= Exercise description =
Count only the lines of the records that hold "JSON", then give the number without any other words.

[Data tied to figure images]
= = =

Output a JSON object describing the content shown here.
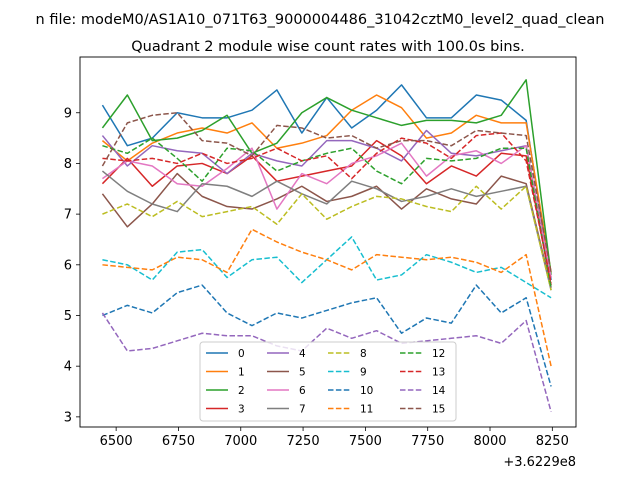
{
  "chart_data": {
    "type": "line",
    "suptitle": "n file: modeM0/AS1A10_071T63_9000004486_31042cztM0_level2_quad_clean",
    "title": "Quadrant 2 module wise count rates with 100.0s bins.",
    "xlabel": "",
    "ylabel": "",
    "x_offset_label": "+3.6229e8",
    "xlim": [
      6355,
      8345
    ],
    "ylim": [
      2.8,
      10.1
    ],
    "xticks": [
      6500,
      6750,
      7000,
      7250,
      7500,
      7750,
      8000,
      8250
    ],
    "yticks": [
      3,
      4,
      5,
      6,
      7,
      8,
      9
    ],
    "x": [
      6445,
      6545,
      6645,
      6745,
      6845,
      6945,
      7045,
      7145,
      7245,
      7345,
      7445,
      7545,
      7645,
      7745,
      7845,
      7945,
      8045,
      8145,
      8245
    ],
    "series": [
      {
        "name": "0",
        "color": "#1f77b4",
        "dash": "solid",
        "values": [
          9.15,
          8.35,
          8.5,
          9.0,
          8.9,
          8.9,
          9.05,
          9.45,
          8.6,
          9.3,
          8.7,
          9.05,
          9.55,
          8.9,
          8.9,
          9.35,
          9.25,
          8.85,
          5.7
        ]
      },
      {
        "name": "1",
        "color": "#ff7f0e",
        "dash": "solid",
        "values": [
          8.45,
          8.05,
          8.4,
          8.6,
          8.7,
          8.6,
          8.8,
          8.3,
          8.4,
          8.55,
          9.05,
          9.35,
          9.1,
          8.5,
          8.6,
          8.95,
          8.8,
          8.8,
          5.85
        ]
      },
      {
        "name": "2",
        "color": "#2ca02c",
        "dash": "solid",
        "values": [
          8.7,
          9.35,
          8.45,
          8.5,
          8.65,
          8.95,
          8.2,
          8.4,
          9.0,
          9.3,
          9.05,
          8.9,
          8.75,
          8.85,
          8.85,
          8.8,
          8.95,
          9.65,
          5.8
        ]
      },
      {
        "name": "3",
        "color": "#d62728",
        "dash": "solid",
        "values": [
          7.6,
          8.1,
          7.55,
          7.95,
          8.0,
          7.8,
          8.15,
          7.65,
          7.75,
          7.85,
          7.95,
          8.45,
          8.15,
          7.6,
          7.95,
          7.75,
          8.2,
          8.15,
          5.6
        ]
      },
      {
        "name": "4",
        "color": "#9467bd",
        "dash": "solid",
        "values": [
          8.55,
          7.95,
          8.35,
          8.25,
          8.2,
          7.8,
          8.2,
          8.05,
          7.95,
          8.45,
          8.45,
          8.3,
          8.05,
          8.65,
          8.2,
          8.15,
          8.25,
          8.35,
          5.75
        ]
      },
      {
        "name": "5",
        "color": "#8c564b",
        "dash": "solid",
        "values": [
          7.4,
          6.75,
          7.2,
          7.8,
          7.35,
          7.15,
          7.1,
          7.3,
          7.55,
          7.25,
          7.35,
          7.55,
          7.1,
          7.5,
          7.3,
          7.2,
          7.75,
          7.6,
          5.55
        ]
      },
      {
        "name": "6",
        "color": "#e377c2",
        "dash": "solid",
        "values": [
          7.7,
          8.05,
          7.95,
          7.6,
          7.55,
          7.9,
          8.3,
          7.1,
          7.8,
          7.6,
          8.0,
          8.15,
          8.4,
          7.75,
          8.15,
          8.25,
          8.0,
          8.35,
          5.75
        ]
      },
      {
        "name": "7",
        "color": "#7f7f7f",
        "dash": "solid",
        "values": [
          7.85,
          7.45,
          7.2,
          7.05,
          7.6,
          7.55,
          7.35,
          7.65,
          7.4,
          7.2,
          7.65,
          7.5,
          7.25,
          7.35,
          7.5,
          7.35,
          7.45,
          7.55,
          5.5
        ]
      },
      {
        "name": "8",
        "color": "#bcbd22",
        "dash": "dashed",
        "values": [
          7.0,
          7.2,
          6.95,
          7.25,
          6.95,
          7.05,
          7.15,
          6.8,
          7.4,
          6.9,
          7.15,
          7.35,
          7.3,
          7.15,
          7.05,
          7.55,
          7.1,
          7.55,
          5.5
        ]
      },
      {
        "name": "9",
        "color": "#17becf",
        "dash": "dashed",
        "values": [
          6.1,
          6.0,
          5.7,
          6.25,
          6.3,
          5.75,
          6.1,
          6.15,
          5.65,
          6.1,
          6.55,
          5.7,
          5.8,
          6.2,
          6.05,
          5.85,
          5.95,
          5.65,
          5.35
        ]
      },
      {
        "name": "10",
        "color": "#1f77b4",
        "dash": "dashed",
        "values": [
          5.0,
          5.2,
          5.05,
          5.45,
          5.6,
          5.05,
          4.8,
          5.05,
          4.95,
          5.1,
          5.25,
          5.35,
          4.65,
          4.95,
          4.85,
          5.6,
          5.05,
          5.35,
          3.6
        ]
      },
      {
        "name": "11",
        "color": "#ff7f0e",
        "dash": "dashed",
        "values": [
          6.0,
          5.95,
          5.9,
          6.15,
          6.1,
          5.85,
          6.7,
          6.45,
          6.25,
          6.1,
          5.9,
          6.2,
          6.15,
          6.1,
          6.15,
          6.05,
          5.85,
          6.2,
          4.0
        ]
      },
      {
        "name": "12",
        "color": "#2ca02c",
        "dash": "dashed",
        "values": [
          8.35,
          8.2,
          8.5,
          8.1,
          7.65,
          8.3,
          8.25,
          7.85,
          8.05,
          8.2,
          8.3,
          7.85,
          7.6,
          8.1,
          8.05,
          8.1,
          8.3,
          8.3,
          5.55
        ]
      },
      {
        "name": "13",
        "color": "#d62728",
        "dash": "dashed",
        "values": [
          8.1,
          8.05,
          8.1,
          8.0,
          8.2,
          8.0,
          8.1,
          8.3,
          8.05,
          8.15,
          7.7,
          8.2,
          8.5,
          8.4,
          8.1,
          8.55,
          8.6,
          8.05,
          5.65
        ]
      },
      {
        "name": "14",
        "color": "#9467bd",
        "dash": "dashed",
        "values": [
          5.05,
          4.3,
          4.35,
          4.5,
          4.65,
          4.6,
          4.6,
          4.4,
          4.3,
          4.75,
          4.55,
          4.7,
          4.45,
          4.5,
          4.55,
          4.6,
          4.45,
          4.9,
          3.1
        ]
      },
      {
        "name": "15",
        "color": "#8c564b",
        "dash": "dashed",
        "values": [
          7.95,
          8.8,
          8.95,
          9.0,
          8.45,
          8.4,
          8.15,
          8.75,
          8.7,
          8.5,
          8.55,
          8.3,
          8.45,
          8.45,
          8.35,
          8.65,
          8.6,
          8.55,
          5.85
        ]
      }
    ],
    "legend": {
      "placement": "bottom-center",
      "columns": 4
    },
    "grid": false
  }
}
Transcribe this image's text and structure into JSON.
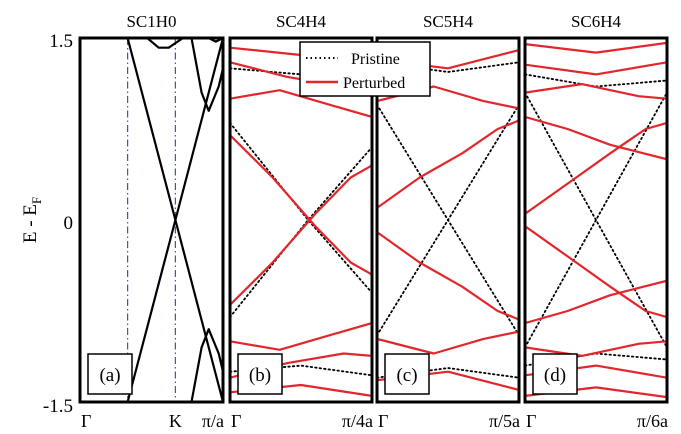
{
  "figure": {
    "ylabel": "E - E",
    "ylabel_sub": "F",
    "yticks": [
      "1.5",
      "0",
      "-1.5"
    ],
    "ytick_values": [
      1.5,
      0,
      -1.5
    ],
    "ylim": [
      -1.5,
      1.5
    ]
  },
  "legend": {
    "pristine": "Pristine",
    "perturbed": "Perturbed"
  },
  "colors": {
    "pristine": "#000000",
    "perturbed": "#e3262b",
    "sc1h0_bands": "#000000",
    "kpoint_line": "#3a5a9a"
  },
  "chart_data": [
    {
      "type": "line",
      "title": "SC1H0",
      "panel_label": "(a)",
      "xticks": [
        "Γ",
        "K",
        "π/a"
      ],
      "xtick_values": [
        0,
        0.667,
        1.0
      ],
      "xlim": [
        0,
        1.0
      ],
      "ylim": [
        -1.5,
        1.5
      ],
      "vlines": [
        0.333,
        0.667
      ],
      "series": [
        {
          "style": "solid",
          "x": [
            0.333,
            0.667,
            1.0
          ],
          "y": [
            1.5,
            0.0,
            -1.5
          ]
        },
        {
          "style": "solid",
          "x": [
            0.333,
            0.667,
            1.0
          ],
          "y": [
            -1.5,
            0.0,
            1.5
          ]
        },
        {
          "style": "solid",
          "x": [
            0.78,
            0.85,
            0.9,
            0.97,
            1.0
          ],
          "y": [
            1.5,
            1.05,
            0.9,
            1.1,
            1.25
          ]
        },
        {
          "style": "solid",
          "x": [
            0.78,
            0.85,
            0.9,
            0.97,
            1.0
          ],
          "y": [
            -1.5,
            -1.05,
            -0.9,
            -1.1,
            -1.25
          ]
        },
        {
          "style": "solid",
          "x": [
            0.47,
            0.55,
            0.62,
            0.72
          ],
          "y": [
            1.5,
            1.42,
            1.42,
            1.5
          ]
        },
        {
          "style": "solid",
          "x": [
            0.9,
            0.95,
            1.0
          ],
          "y": [
            1.5,
            1.47,
            1.5
          ]
        }
      ]
    },
    {
      "type": "line",
      "title": "SC4H4",
      "panel_label": "(b)",
      "xticks": [
        "Γ",
        "π/4a"
      ],
      "xtick_values": [
        0,
        1.0
      ],
      "xlim": [
        0,
        1.0
      ],
      "ylim": [
        -1.5,
        1.5
      ],
      "series": [
        {
          "name": "Pristine",
          "style": "dotted",
          "x": [
            0.0,
            0.55,
            1.0
          ],
          "y": [
            -0.8,
            0.0,
            0.6
          ]
        },
        {
          "name": "Pristine",
          "style": "dotted",
          "x": [
            0.0,
            0.55,
            1.0
          ],
          "y": [
            0.8,
            0.0,
            -0.6
          ]
        },
        {
          "name": "Pristine",
          "style": "dotted",
          "x": [
            0.0,
            0.5,
            1.0
          ],
          "y": [
            1.25,
            1.2,
            1.28
          ]
        },
        {
          "name": "Pristine",
          "style": "dotted",
          "x": [
            0.0,
            0.5,
            1.0
          ],
          "y": [
            -1.25,
            -1.2,
            -1.28
          ]
        },
        {
          "name": "Perturbed",
          "style": "solid",
          "x": [
            0.0,
            0.3,
            0.6,
            0.85,
            1.0
          ],
          "y": [
            -0.7,
            -0.35,
            0.05,
            0.35,
            0.45
          ]
        },
        {
          "name": "Perturbed",
          "style": "solid",
          "x": [
            0.0,
            0.3,
            0.6,
            0.85,
            1.0
          ],
          "y": [
            0.7,
            0.35,
            -0.05,
            -0.35,
            -0.45
          ]
        },
        {
          "name": "Perturbed",
          "style": "solid",
          "x": [
            0.0,
            0.35,
            0.7,
            1.0
          ],
          "y": [
            1.0,
            1.07,
            0.95,
            0.85
          ]
        },
        {
          "name": "Perturbed",
          "style": "solid",
          "x": [
            0.0,
            0.35,
            0.7,
            1.0
          ],
          "y": [
            -1.0,
            -1.07,
            -0.95,
            -0.85
          ]
        },
        {
          "name": "Perturbed",
          "style": "solid",
          "x": [
            0.0,
            0.4,
            0.8,
            1.0
          ],
          "y": [
            1.3,
            1.18,
            1.1,
            1.12
          ]
        },
        {
          "name": "Perturbed",
          "style": "solid",
          "x": [
            0.0,
            0.4,
            0.8,
            1.0
          ],
          "y": [
            -1.3,
            -1.18,
            -1.1,
            -1.12
          ]
        },
        {
          "name": "Perturbed",
          "style": "solid",
          "x": [
            0.0,
            0.5,
            1.0
          ],
          "y": [
            1.42,
            1.36,
            1.45
          ]
        },
        {
          "name": "Perturbed",
          "style": "solid",
          "x": [
            0.0,
            0.5,
            1.0
          ],
          "y": [
            -1.42,
            -1.36,
            -1.45
          ]
        }
      ]
    },
    {
      "type": "line",
      "title": "SC5H4",
      "panel_label": "(c)",
      "xticks": [
        "Γ",
        "π/5a"
      ],
      "xtick_values": [
        0,
        1.0
      ],
      "xlim": [
        0,
        1.0
      ],
      "ylim": [
        -1.5,
        1.5
      ],
      "series": [
        {
          "name": "Pristine",
          "style": "dotted",
          "x": [
            0.0,
            0.5,
            1.0
          ],
          "y": [
            0.95,
            0.0,
            -0.95
          ]
        },
        {
          "name": "Pristine",
          "style": "dotted",
          "x": [
            0.0,
            0.5,
            1.0
          ],
          "y": [
            -0.95,
            0.0,
            0.95
          ]
        },
        {
          "name": "Pristine",
          "style": "dotted",
          "x": [
            0.0,
            0.5,
            1.0
          ],
          "y": [
            1.3,
            1.22,
            1.3
          ]
        },
        {
          "name": "Pristine",
          "style": "dotted",
          "x": [
            0.0,
            0.5,
            1.0
          ],
          "y": [
            -1.3,
            -1.22,
            -1.3
          ]
        },
        {
          "name": "Perturbed",
          "style": "solid",
          "x": [
            0.0,
            0.3,
            0.6,
            0.85,
            1.0
          ],
          "y": [
            0.1,
            0.35,
            0.55,
            0.75,
            0.82
          ]
        },
        {
          "name": "Perturbed",
          "style": "solid",
          "x": [
            0.0,
            0.3,
            0.6,
            0.85,
            1.0
          ],
          "y": [
            -0.1,
            -0.35,
            -0.55,
            -0.75,
            -0.82
          ]
        },
        {
          "name": "Perturbed",
          "style": "solid",
          "x": [
            0.0,
            0.4,
            0.75,
            1.0
          ],
          "y": [
            0.98,
            1.1,
            0.98,
            0.92
          ]
        },
        {
          "name": "Perturbed",
          "style": "solid",
          "x": [
            0.0,
            0.4,
            0.75,
            1.0
          ],
          "y": [
            -0.98,
            -1.1,
            -0.98,
            -0.92
          ]
        },
        {
          "name": "Perturbed",
          "style": "solid",
          "x": [
            0.0,
            0.5,
            1.0
          ],
          "y": [
            1.32,
            1.25,
            1.4
          ]
        },
        {
          "name": "Perturbed",
          "style": "solid",
          "x": [
            0.0,
            0.5,
            1.0
          ],
          "y": [
            -1.32,
            -1.25,
            -1.4
          ]
        }
      ]
    },
    {
      "type": "line",
      "title": "SC6H4",
      "panel_label": "(d)",
      "xticks": [
        "Γ",
        "π/6a"
      ],
      "xtick_values": [
        0,
        1.0
      ],
      "xlim": [
        0,
        1.0
      ],
      "ylim": [
        -1.5,
        1.5
      ],
      "series": [
        {
          "name": "Pristine",
          "style": "dotted",
          "x": [
            0.0,
            0.5,
            1.0
          ],
          "y": [
            1.05,
            0.0,
            -1.05
          ]
        },
        {
          "name": "Pristine",
          "style": "dotted",
          "x": [
            0.0,
            0.5,
            1.0
          ],
          "y": [
            -1.05,
            0.0,
            1.05
          ]
        },
        {
          "name": "Pristine",
          "style": "dotted",
          "x": [
            0.0,
            0.5,
            1.0
          ],
          "y": [
            1.2,
            1.1,
            1.15
          ]
        },
        {
          "name": "Pristine",
          "style": "dotted",
          "x": [
            0.0,
            0.5,
            1.0
          ],
          "y": [
            -1.2,
            -1.1,
            -1.15
          ]
        },
        {
          "name": "Perturbed",
          "style": "solid",
          "x": [
            0.0,
            0.3,
            0.6,
            0.85,
            1.0
          ],
          "y": [
            0.05,
            0.3,
            0.55,
            0.75,
            0.8
          ]
        },
        {
          "name": "Perturbed",
          "style": "solid",
          "x": [
            0.0,
            0.3,
            0.6,
            0.85,
            1.0
          ],
          "y": [
            -0.05,
            -0.3,
            -0.55,
            -0.75,
            -0.8
          ]
        },
        {
          "name": "Perturbed",
          "style": "solid",
          "x": [
            0.0,
            0.3,
            0.6,
            1.0
          ],
          "y": [
            0.85,
            0.75,
            0.62,
            0.5
          ]
        },
        {
          "name": "Perturbed",
          "style": "solid",
          "x": [
            0.0,
            0.3,
            0.6,
            1.0
          ],
          "y": [
            -0.85,
            -0.75,
            -0.62,
            -0.5
          ]
        },
        {
          "name": "Perturbed",
          "style": "solid",
          "x": [
            0.0,
            0.4,
            0.8,
            1.0
          ],
          "y": [
            1.05,
            1.12,
            1.02,
            1.0
          ]
        },
        {
          "name": "Perturbed",
          "style": "solid",
          "x": [
            0.0,
            0.4,
            0.8,
            1.0
          ],
          "y": [
            -1.05,
            -1.12,
            -1.02,
            -1.0
          ]
        },
        {
          "name": "Perturbed",
          "style": "solid",
          "x": [
            0.0,
            0.5,
            1.0
          ],
          "y": [
            1.28,
            1.2,
            1.3
          ]
        },
        {
          "name": "Perturbed",
          "style": "solid",
          "x": [
            0.0,
            0.5,
            1.0
          ],
          "y": [
            -1.28,
            -1.2,
            -1.3
          ]
        },
        {
          "name": "Perturbed",
          "style": "solid",
          "x": [
            0.0,
            0.5,
            1.0
          ],
          "y": [
            1.45,
            1.38,
            1.46
          ]
        },
        {
          "name": "Perturbed",
          "style": "solid",
          "x": [
            0.0,
            0.5,
            1.0
          ],
          "y": [
            -1.45,
            -1.38,
            -1.46
          ]
        }
      ]
    }
  ]
}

= = =

= Output of the task =
2